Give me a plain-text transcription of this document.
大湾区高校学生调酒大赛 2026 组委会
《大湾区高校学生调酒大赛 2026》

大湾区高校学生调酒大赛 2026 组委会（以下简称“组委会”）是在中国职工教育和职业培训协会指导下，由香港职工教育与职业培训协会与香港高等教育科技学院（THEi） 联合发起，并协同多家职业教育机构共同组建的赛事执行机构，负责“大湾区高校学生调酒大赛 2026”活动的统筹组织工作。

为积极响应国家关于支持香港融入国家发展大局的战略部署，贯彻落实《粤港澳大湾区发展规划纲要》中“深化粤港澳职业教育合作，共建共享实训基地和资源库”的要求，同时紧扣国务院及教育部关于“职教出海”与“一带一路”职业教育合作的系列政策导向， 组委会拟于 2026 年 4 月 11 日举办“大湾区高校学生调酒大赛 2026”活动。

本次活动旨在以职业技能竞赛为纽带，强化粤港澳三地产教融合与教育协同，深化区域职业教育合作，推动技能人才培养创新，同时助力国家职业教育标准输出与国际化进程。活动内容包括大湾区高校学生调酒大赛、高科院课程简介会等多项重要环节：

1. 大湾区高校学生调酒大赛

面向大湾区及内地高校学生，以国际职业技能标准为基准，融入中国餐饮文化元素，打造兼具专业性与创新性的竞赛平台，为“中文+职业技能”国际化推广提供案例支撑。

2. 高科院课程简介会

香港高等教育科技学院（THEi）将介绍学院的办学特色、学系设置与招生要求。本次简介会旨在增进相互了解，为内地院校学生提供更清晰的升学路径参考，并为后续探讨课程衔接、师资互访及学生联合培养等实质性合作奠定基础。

▬▬▬▬▬▬▬▬▬▬

Problem details: All of the records must be repeated exactly.

Finished exercise:
Give me a plain-text transcription of this document.
大湾区高校学生调酒大赛 2026 组委会
《大湾区高校学生调酒大赛 2026》

大湾区高校学生调酒大赛 2026 组委会（以下简称“组委会”）是在中国职工教育和职业培训协会指导下，由香港职工教育与职业培训协会与香港高等教育科技学院（THEi） 联合发起，并协同多家职业教育机构共同组建的赛事执行机构，负责“大湾区高校学生调酒大赛 2026”活动的统筹组织工作。

为积极响应国家关于支持香港融入国家发展大局的战略部署，贯彻落实《粤港澳大湾区发展规划纲要》中“深化粤港澳职业教育合作，共建共享实训基地和资源库”的要求，同时紧扣国务院及教育部关于“职教出海”与“一带一路”职业教育合作的系列政策导向， 组委会拟于 2026 年 4 月 11 日举办“大湾区高校学生调酒大赛 2026”活动。

本次活动旨在以职业技能竞赛为纽带，强化粤港澳三地产教融合与教育协同，深化区域职业教育合作，推动技能人才培养创新，同时助力国家职业教育标准输出与国际化进程。活动内容包括大湾区高校学生调酒大赛、高科院课程简介会等多项重要环节：

1. 大湾区高校学生调酒大赛

面向大湾区及内地高校学生，以国际职业技能标准为基准，融入中国餐饮文化元素，打造兼具专业性与创新性的竞赛平台，为“中文+职业技能”国际化推广提供案例支撑。

2. 高科院课程简介会

香港高等教育科技学院（THEi）将介绍学院的办学特色、学系设置与招生要求。本次简介会旨在增进相互了解，为内地院校学生提供更清晰的升学路径参考，并为后续探讨课程衔接、师资互访及学生联合培养等实质性合作奠定基础。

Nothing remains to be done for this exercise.